▶ _WRITTEN EXERCISE_:
Copy every line of the items below verbatim, in the same order, without changing any character.

....................

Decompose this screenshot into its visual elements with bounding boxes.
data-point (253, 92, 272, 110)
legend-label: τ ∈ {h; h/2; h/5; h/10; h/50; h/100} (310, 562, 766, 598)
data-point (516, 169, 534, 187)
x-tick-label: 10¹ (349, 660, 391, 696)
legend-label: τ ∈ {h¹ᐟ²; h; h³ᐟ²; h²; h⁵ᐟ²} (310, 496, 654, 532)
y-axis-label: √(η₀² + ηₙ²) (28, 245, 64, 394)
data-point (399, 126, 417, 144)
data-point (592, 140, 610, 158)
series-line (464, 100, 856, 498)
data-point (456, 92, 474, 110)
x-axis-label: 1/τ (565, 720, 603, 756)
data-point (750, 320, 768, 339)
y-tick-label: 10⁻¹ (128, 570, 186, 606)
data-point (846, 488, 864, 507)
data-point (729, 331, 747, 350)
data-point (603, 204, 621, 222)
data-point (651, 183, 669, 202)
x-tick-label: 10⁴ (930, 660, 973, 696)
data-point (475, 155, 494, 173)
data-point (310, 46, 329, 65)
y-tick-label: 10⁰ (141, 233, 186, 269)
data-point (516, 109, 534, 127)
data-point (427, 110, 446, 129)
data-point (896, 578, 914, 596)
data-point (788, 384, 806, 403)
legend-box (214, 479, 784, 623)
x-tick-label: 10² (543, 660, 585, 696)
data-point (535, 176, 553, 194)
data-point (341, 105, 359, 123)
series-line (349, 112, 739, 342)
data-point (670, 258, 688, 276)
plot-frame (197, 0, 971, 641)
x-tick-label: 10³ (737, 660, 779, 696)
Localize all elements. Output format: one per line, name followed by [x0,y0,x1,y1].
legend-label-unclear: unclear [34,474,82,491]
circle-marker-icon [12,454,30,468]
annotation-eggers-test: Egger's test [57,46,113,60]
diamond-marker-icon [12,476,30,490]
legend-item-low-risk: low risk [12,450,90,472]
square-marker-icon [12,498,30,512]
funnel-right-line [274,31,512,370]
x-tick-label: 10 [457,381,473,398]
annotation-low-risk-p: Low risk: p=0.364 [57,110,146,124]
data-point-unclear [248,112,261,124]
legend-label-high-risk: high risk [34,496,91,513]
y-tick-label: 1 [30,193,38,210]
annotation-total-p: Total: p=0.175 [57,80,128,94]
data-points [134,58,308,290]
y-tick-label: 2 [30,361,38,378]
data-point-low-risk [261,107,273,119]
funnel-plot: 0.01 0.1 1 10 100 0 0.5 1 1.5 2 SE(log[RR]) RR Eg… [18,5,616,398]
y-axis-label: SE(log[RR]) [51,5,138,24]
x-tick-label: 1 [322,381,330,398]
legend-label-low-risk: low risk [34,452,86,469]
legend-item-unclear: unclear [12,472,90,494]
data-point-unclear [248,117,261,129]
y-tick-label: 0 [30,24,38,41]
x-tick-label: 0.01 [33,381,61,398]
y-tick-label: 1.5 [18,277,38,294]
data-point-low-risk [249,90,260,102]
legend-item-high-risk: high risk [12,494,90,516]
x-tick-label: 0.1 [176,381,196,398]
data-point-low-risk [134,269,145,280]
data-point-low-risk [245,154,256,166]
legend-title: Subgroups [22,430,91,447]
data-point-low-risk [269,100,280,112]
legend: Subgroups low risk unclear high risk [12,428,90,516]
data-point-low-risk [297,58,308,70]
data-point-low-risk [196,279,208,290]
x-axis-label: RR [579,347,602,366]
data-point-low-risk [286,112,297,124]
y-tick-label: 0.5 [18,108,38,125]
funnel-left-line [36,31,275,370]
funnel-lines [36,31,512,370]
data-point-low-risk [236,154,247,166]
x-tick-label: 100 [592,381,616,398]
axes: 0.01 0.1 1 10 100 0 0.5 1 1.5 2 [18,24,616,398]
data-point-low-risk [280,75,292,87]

....................

▶ _ANSWER TO THE TASK_:
Decompose this screenshot into its visual elements with bounding boxes.
data-point (253, 92, 272, 110)
legend-label: τ ∈ {h; h/2; h/5; h/10; h/50; h/100} (310, 562, 766, 598)
data-point (516, 169, 534, 187)
x-tick-label: 10¹ (349, 660, 391, 696)
legend-label: τ ∈ {h¹ᐟ²; h; h³ᐟ²; h²; h⁵ᐟ²} (310, 496, 654, 532)
y-axis-label: √(η₀² + ηₙ²) (28, 245, 64, 394)
data-point (399, 126, 417, 144)
data-point (592, 140, 610, 158)
series-line (464, 100, 856, 498)
data-point (456, 92, 474, 110)
x-axis-label: 1/τ (565, 720, 603, 756)
data-point (750, 320, 768, 339)
y-tick-label: 10⁻¹ (128, 570, 186, 606)
data-point (846, 488, 864, 507)
data-point (729, 331, 747, 350)
data-point (603, 204, 621, 222)
data-point (651, 183, 669, 202)
x-tick-label: 10⁴ (930, 660, 973, 696)
data-point (475, 155, 494, 173)
data-point (310, 46, 329, 65)
y-tick-label: 10⁰ (141, 233, 186, 269)
data-point (516, 109, 534, 127)
data-point (427, 110, 446, 129)
data-point (896, 578, 914, 596)
data-point (788, 384, 806, 403)
legend-box (214, 479, 784, 623)
x-tick-label: 10² (543, 660, 585, 696)
data-point (535, 176, 553, 194)
data-point (341, 105, 359, 123)
series-line (349, 112, 739, 342)
data-point (670, 258, 688, 276)
plot-frame (197, 0, 971, 641)
x-tick-label: 10³ (737, 660, 779, 696)
Localize all elements. Output format: one per line, name followed by [x0,y0,x1,y1].
legend-label-unclear: unclear [34,474,82,491]
circle-marker-icon [12,454,30,468]
annotation-eggers-test: Egger's test [57,46,113,60]
diamond-marker-icon [12,476,30,490]
legend-item-low-risk: low risk [12,450,90,472]
square-marker-icon [12,498,30,512]
funnel-right-line [274,31,512,370]
x-tick-label: 10 [457,381,473,398]
annotation-low-risk-p: Low risk: p=0.364 [57,110,146,124]
data-point-unclear [248,112,261,124]
legend-label-high-risk: high risk [34,496,91,513]
y-tick-label: 1 [30,193,38,210]
annotation-total-p: Total: p=0.175 [57,80,128,94]
data-points [134,58,308,290]
y-tick-label: 2 [30,361,38,378]
data-point-low-risk [261,107,273,119]
funnel-plot: 0.01 0.1 1 10 100 0 0.5 1 1.5 2 SE(log[RR]) RR Eg… [18,5,616,398]
y-axis-label: SE(log[RR]) [51,5,138,24]
x-tick-label: 1 [322,381,330,398]
legend-label-low-risk: low risk [34,452,86,469]
legend-item-unclear: unclear [12,472,90,494]
data-point-unclear [248,117,261,129]
y-tick-label: 0 [30,24,38,41]
x-tick-label: 0.01 [33,381,61,398]
y-tick-label: 1.5 [18,277,38,294]
data-point-low-risk [249,90,260,102]
legend-item-high-risk: high risk [12,494,90,516]
x-tick-label: 0.1 [176,381,196,398]
data-point-low-risk [134,269,145,280]
data-point-low-risk [245,154,256,166]
legend-title: Subgroups [22,430,91,447]
data-point-low-risk [269,100,280,112]
legend: Subgroups low risk unclear high risk [12,428,90,516]
data-point-low-risk [297,58,308,70]
data-point-low-risk [196,279,208,290]
x-axis-label: RR [579,347,602,366]
data-point-low-risk [286,112,297,124]
y-tick-label: 0.5 [18,108,38,125]
funnel-left-line [36,31,275,370]
funnel-lines [36,31,512,370]
data-point-low-risk [236,154,247,166]
x-tick-label: 100 [592,381,616,398]
axes: 0.01 0.1 1 10 100 0 0.5 1 1.5 2 [18,24,616,398]
data-point-low-risk [280,75,292,87]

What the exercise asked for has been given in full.